Supplied information -
►
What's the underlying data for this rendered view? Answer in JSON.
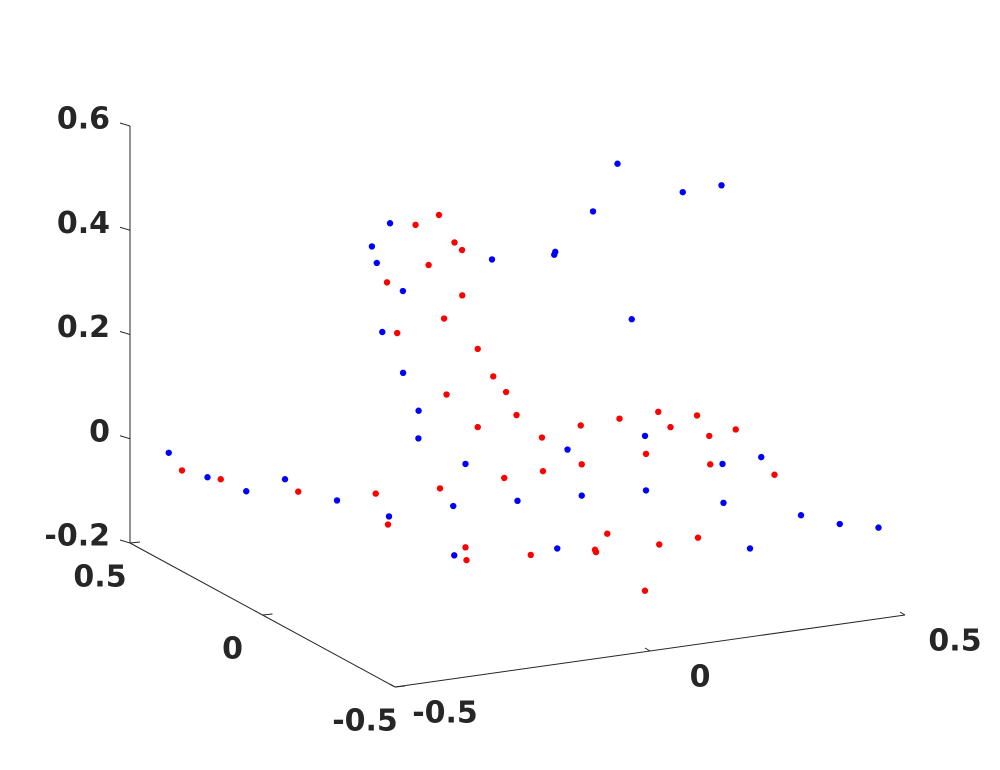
{
  "chart_data": {
    "type": "scatter3d",
    "xlim": [
      -0.5,
      0.5
    ],
    "ylim": [
      -0.5,
      0.5
    ],
    "zlim": [
      -0.2,
      0.6
    ],
    "xticks": [
      -0.5,
      0,
      0.5
    ],
    "yticks": [
      -0.5,
      0,
      0.5
    ],
    "zticks": [
      -0.2,
      0,
      0.2,
      0.4,
      0.6
    ],
    "series": [
      {
        "color": "#ff0000",
        "x": [
          -0.05,
          -0.03,
          -0.06,
          -0.02,
          -0.04,
          0,
          0.02,
          0.04,
          -0.03,
          0.05,
          -0.07,
          -0.01,
          0.1,
          0.15,
          0.2,
          0.25,
          0.3,
          0.35,
          0.05,
          0.1,
          0.2,
          0.3,
          0.4,
          0.0,
          -0.1,
          -0.2,
          -0.3,
          -0.4,
          -0.45,
          -0.1,
          0.0,
          0.1,
          0.2,
          0.05,
          -0.05,
          0.15,
          0.25,
          -0.15,
          0.12,
          0.3,
          0.35,
          0.0,
          -0.1,
          -0.08
        ],
        "y": [
          0.2,
          0.18,
          0.22,
          0.17,
          0.2,
          0.15,
          0.13,
          0.12,
          0.21,
          0.1,
          0.25,
          0.19,
          0.1,
          0.05,
          0.0,
          -0.05,
          -0.1,
          -0.15,
          0.0,
          -0.05,
          -0.1,
          -0.15,
          -0.2,
          0.05,
          0.1,
          0.15,
          0.25,
          0.35,
          0.4,
          0.0,
          -0.05,
          -0.1,
          -0.15,
          -0.2,
          0.1,
          -0.05,
          -0.2,
          0.2,
          -0.25,
          0.0,
          -0.05,
          0.15,
          0.3,
          0.3
        ],
        "z": [
          0.45,
          0.4,
          0.35,
          0.3,
          0.25,
          0.2,
          0.15,
          0.12,
          0.1,
          0.08,
          0.42,
          0.38,
          0.03,
          0.06,
          0.08,
          0.1,
          0.1,
          0.08,
          0.0,
          0.02,
          0.04,
          0.02,
          0.0,
          -0.02,
          -0.04,
          -0.05,
          -0.06,
          -0.05,
          -0.04,
          -0.15,
          -0.14,
          -0.13,
          -0.12,
          -0.1,
          -0.16,
          -0.12,
          -0.1,
          -0.13,
          -0.17,
          0.05,
          0.04,
          0.05,
          0.3,
          0.2
        ]
      },
      {
        "color": "#0000ff",
        "x": [
          -0.12,
          -0.14,
          -0.1,
          -0.13,
          -0.11,
          -0.09,
          -0.12,
          -0.08,
          -0.45,
          -0.4,
          -0.35,
          -0.3,
          -0.25,
          -0.2,
          -0.1,
          0.0,
          0.1,
          0.2,
          0.3,
          0.4,
          0.45,
          0.5,
          0.35,
          0.4,
          0.25,
          0.15,
          -0.05,
          0.0,
          -0.15,
          0.3,
          0.2,
          0.3,
          0.1,
          -0.05,
          0.35,
          0.4,
          0.15,
          0.25
        ],
        "y": [
          0.25,
          0.28,
          0.24,
          0.26,
          0.22,
          0.2,
          0.3,
          0.22,
          0.45,
          0.4,
          0.35,
          0.3,
          0.2,
          0.1,
          0.05,
          0.0,
          -0.05,
          -0.1,
          -0.2,
          -0.3,
          -0.35,
          -0.4,
          -0.1,
          -0.15,
          0.0,
          0.1,
          0.1,
          -0.15,
          -0.05,
          -0.3,
          0.1,
          0.2,
          0.05,
          0.0,
          0.05,
          0.0,
          0.15,
          0.05
        ],
        "z": [
          0.43,
          0.38,
          0.3,
          0.22,
          0.15,
          0.08,
          0.34,
          0.02,
          -0.02,
          -0.06,
          -0.08,
          -0.05,
          -0.07,
          -0.08,
          -0.06,
          -0.05,
          -0.04,
          -0.03,
          -0.04,
          -0.05,
          -0.06,
          -0.06,
          0.0,
          0.02,
          0.04,
          0.0,
          0.0,
          -0.1,
          -0.12,
          -0.1,
          0.45,
          0.5,
          0.4,
          0.42,
          0.48,
          0.5,
          0.36,
          0.25
        ]
      }
    ]
  }
}
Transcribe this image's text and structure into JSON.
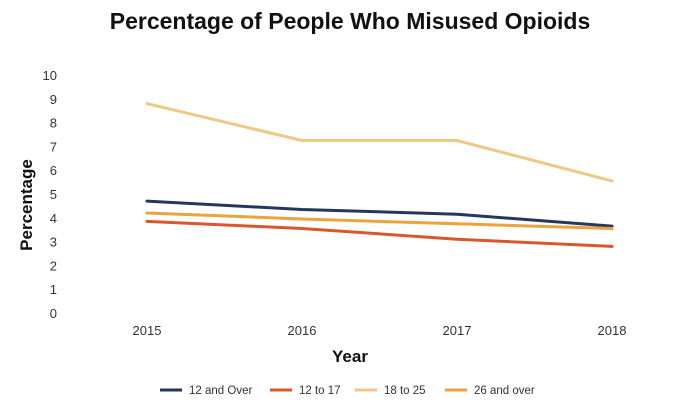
{
  "chart_data": {
    "type": "line",
    "title": "Percentage of People Who Misused Opioids",
    "xlabel": "Year",
    "ylabel": "Percentage",
    "x": [
      "2015",
      "2016",
      "2017",
      "2018"
    ],
    "ylim": [
      0,
      10
    ],
    "yticks": [
      "0",
      "1",
      "2",
      "3",
      "4",
      "5",
      "6",
      "7",
      "8",
      "9",
      "10"
    ],
    "grid": false,
    "legend": "bottom",
    "series": [
      {
        "name": "12 and Over",
        "color": "#26365c",
        "values": [
          4.7,
          4.35,
          4.15,
          3.65
        ]
      },
      {
        "name": "12 to 17",
        "color": "#d9572f",
        "values": [
          3.85,
          3.55,
          3.1,
          2.8
        ]
      },
      {
        "name": "18 to 25",
        "color": "#ecc984",
        "values": [
          8.8,
          7.25,
          7.25,
          5.55
        ]
      },
      {
        "name": "26 and over",
        "color": "#eba33c",
        "values": [
          4.2,
          3.95,
          3.75,
          3.55
        ]
      }
    ]
  }
}
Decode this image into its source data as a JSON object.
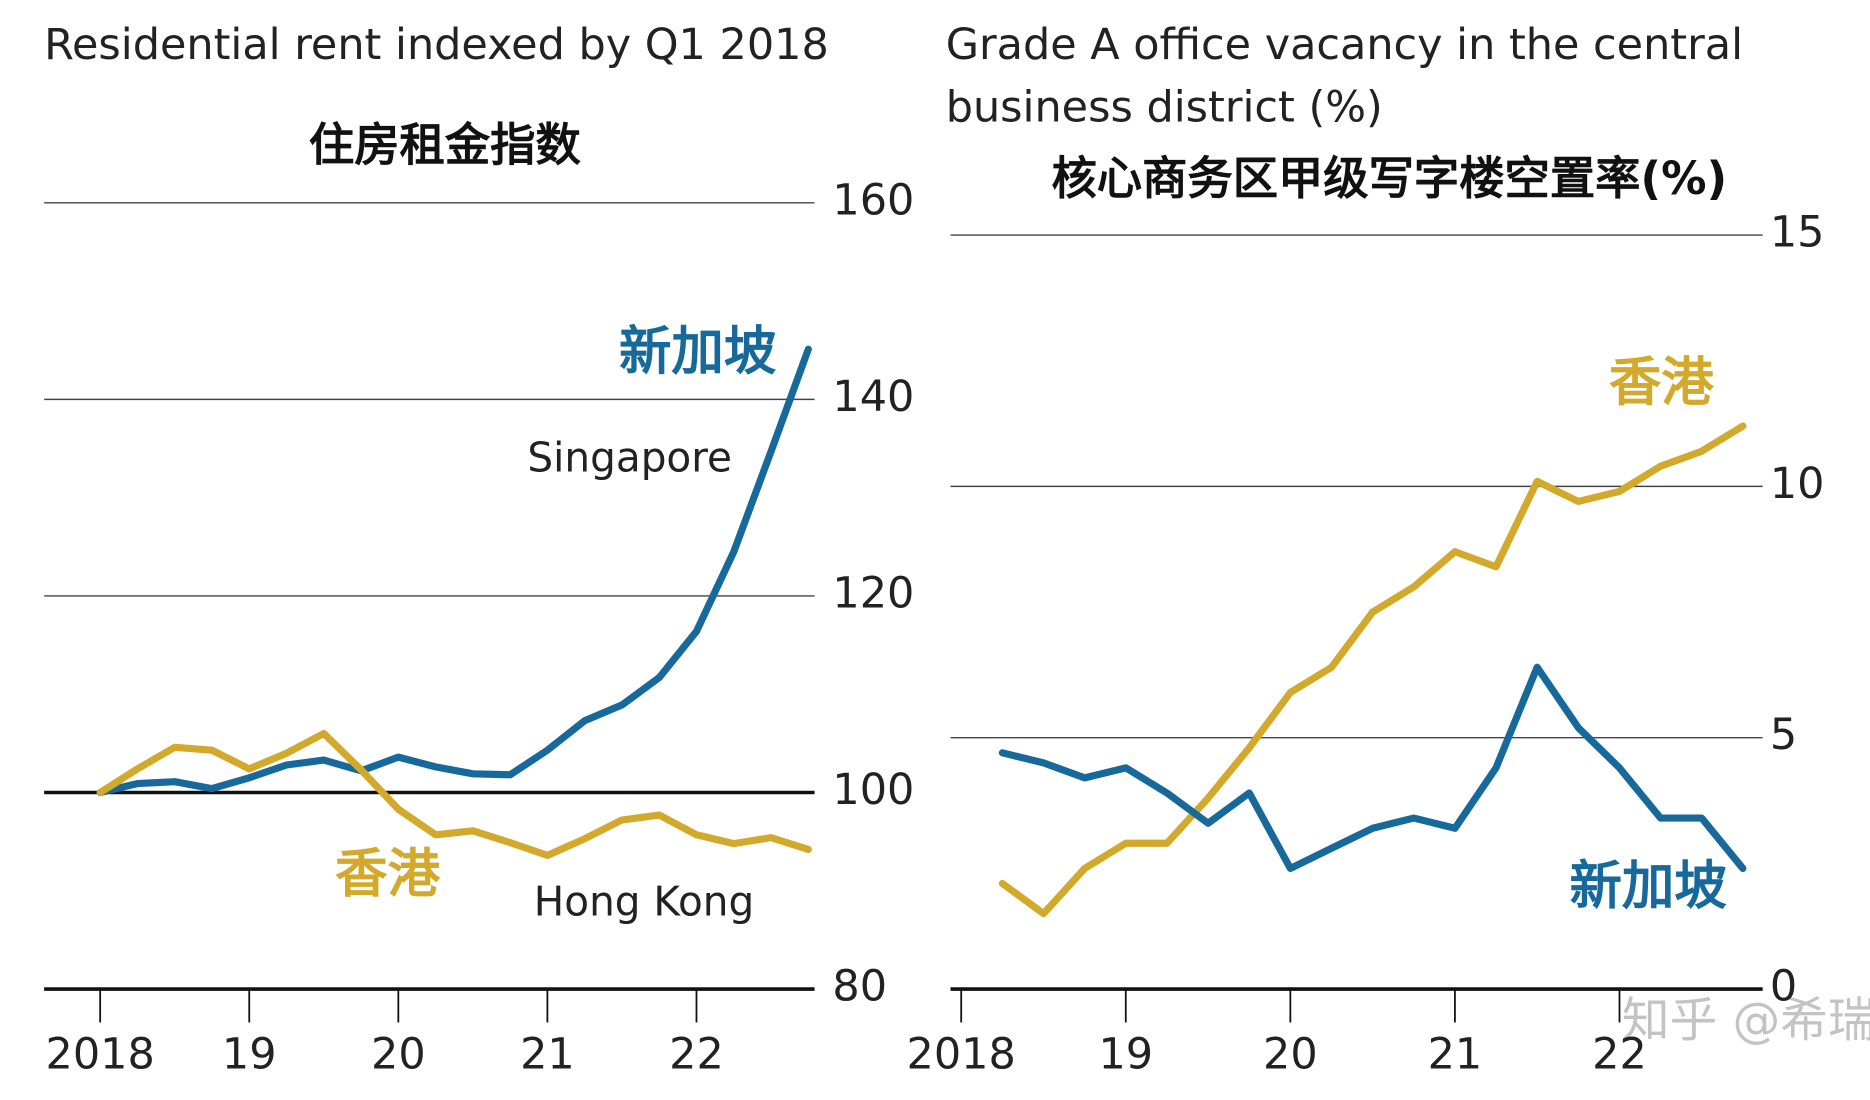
{
  "chart_data": [
    {
      "type": "line",
      "title": "Residential rent indexed by Q1 2018",
      "subtitle": "住房租金指数",
      "x": [
        2018,
        2018.25,
        2018.5,
        2018.75,
        2019,
        2019.25,
        2019.5,
        2019.75,
        2020,
        2020.25,
        2020.5,
        2020.75,
        2021,
        2021.25,
        2021.5,
        2021.75,
        2022,
        2022.25,
        2022.5,
        2022.75
      ],
      "xlim": [
        2017.624,
        2022.792
      ],
      "xticks": [
        {
          "value": 2018,
          "label": "2018"
        },
        {
          "value": 2019,
          "label": "19"
        },
        {
          "value": 2020,
          "label": "20"
        },
        {
          "value": 2021,
          "label": "21"
        },
        {
          "value": 2022,
          "label": "22"
        }
      ],
      "ylim": [
        80,
        160
      ],
      "yticks": [
        80,
        100,
        120,
        140,
        160
      ],
      "index_base": 100,
      "grid": true,
      "series": [
        {
          "name": "新加坡",
          "label": "Singapore",
          "color": "#16699a",
          "values": [
            100,
            100.9,
            101.1,
            100.4,
            101.5,
            102.8,
            103.3,
            102.2,
            103.6,
            102.6,
            101.9,
            101.8,
            104.3,
            107.3,
            108.9,
            111.7,
            116.4,
            124.5,
            134.7,
            145.1
          ]
        },
        {
          "name": "香港",
          "label": "Hong Kong",
          "color": "#d3a92b",
          "values": [
            100,
            102.4,
            104.6,
            104.3,
            102.4,
            104.0,
            106.0,
            102.3,
            98.3,
            95.7,
            96.1,
            94.9,
            93.6,
            95.3,
            97.2,
            97.7,
            95.7,
            94.8,
            95.4,
            94.2
          ]
        }
      ]
    },
    {
      "type": "line",
      "title": [
        "Grade A office vacancy in the central",
        "business district (%)"
      ],
      "subtitle": "核心商务区甲级写字楼空置率(%)",
      "x": [
        2018.25,
        2018.5,
        2018.75,
        2019,
        2019.25,
        2019.5,
        2019.75,
        2020,
        2020.25,
        2020.5,
        2020.75,
        2021,
        2021.25,
        2021.5,
        2021.75,
        2022,
        2022.25,
        2022.5,
        2022.75
      ],
      "xlim": [
        2017.935,
        2022.87
      ],
      "xticks": [
        {
          "value": 2018,
          "label": "2018"
        },
        {
          "value": 2019,
          "label": "19"
        },
        {
          "value": 2020,
          "label": "20"
        },
        {
          "value": 2021,
          "label": "21"
        },
        {
          "value": 2022,
          "label": "22"
        }
      ],
      "ylim": [
        0,
        15
      ],
      "yticks": [
        0,
        5,
        10,
        15
      ],
      "grid": true,
      "series": [
        {
          "name": "香港",
          "color": "#d3a92b",
          "values": [
            2.1,
            1.5,
            2.4,
            2.9,
            2.9,
            3.8,
            4.8,
            5.9,
            6.4,
            7.5,
            8.0,
            8.7,
            8.4,
            10.1,
            9.7,
            9.9,
            10.4,
            10.7,
            11.2
          ]
        },
        {
          "name": "新加坡",
          "color": "#16699a",
          "values": [
            4.7,
            4.5,
            4.2,
            4.4,
            3.9,
            3.3,
            3.9,
            2.4,
            2.8,
            3.2,
            3.4,
            3.2,
            4.4,
            6.4,
            5.2,
            4.4,
            3.4,
            3.4,
            2.4
          ]
        }
      ]
    }
  ],
  "watermark": "知乎 @希瑞归来"
}
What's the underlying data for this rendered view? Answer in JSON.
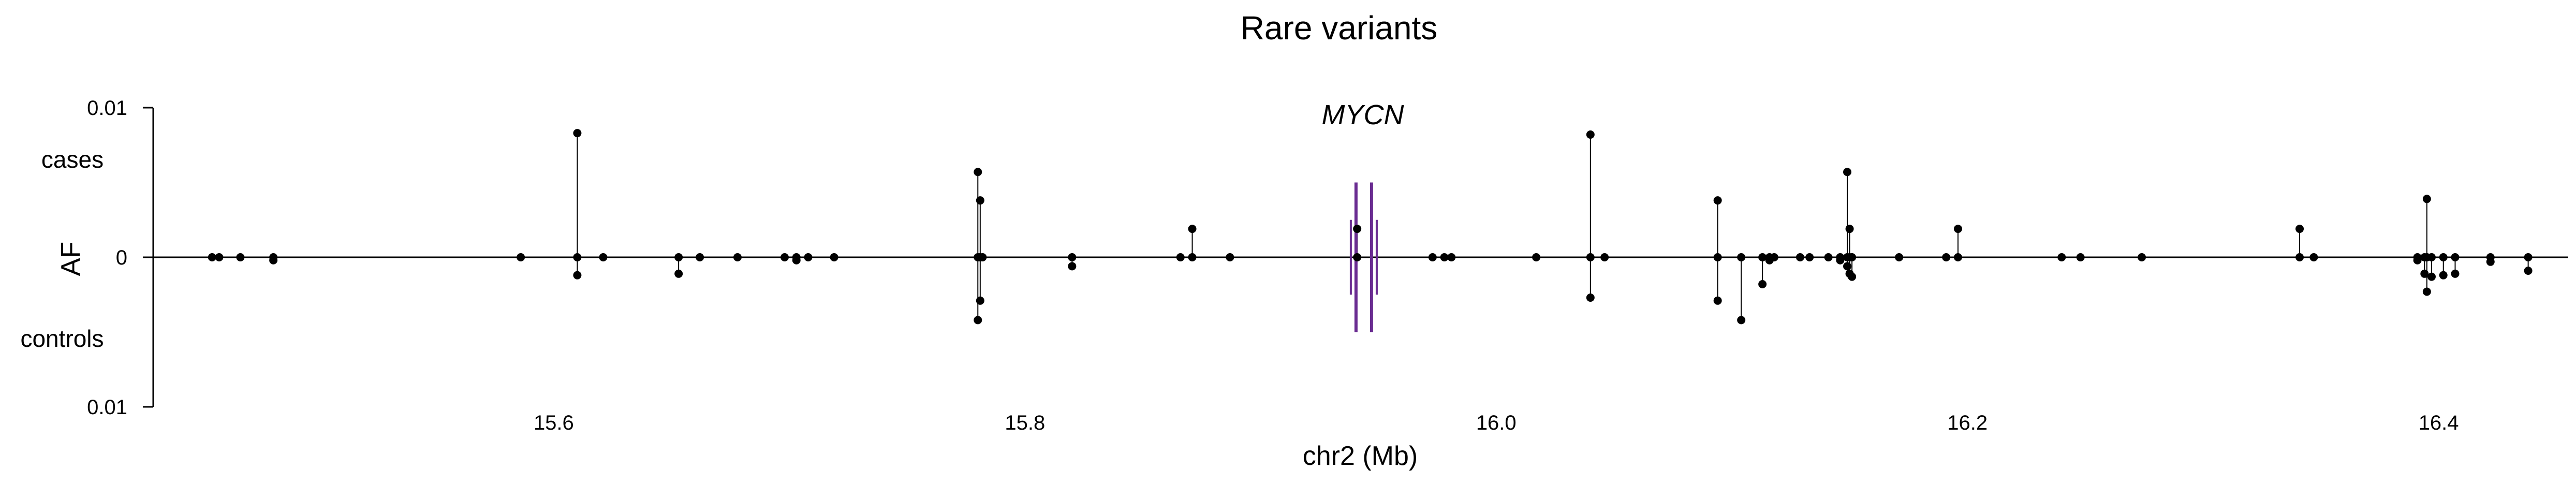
◄
Work required - Determine the number of lines in the data that contain "name" as a word or string, and state only that number.

Full answer - 8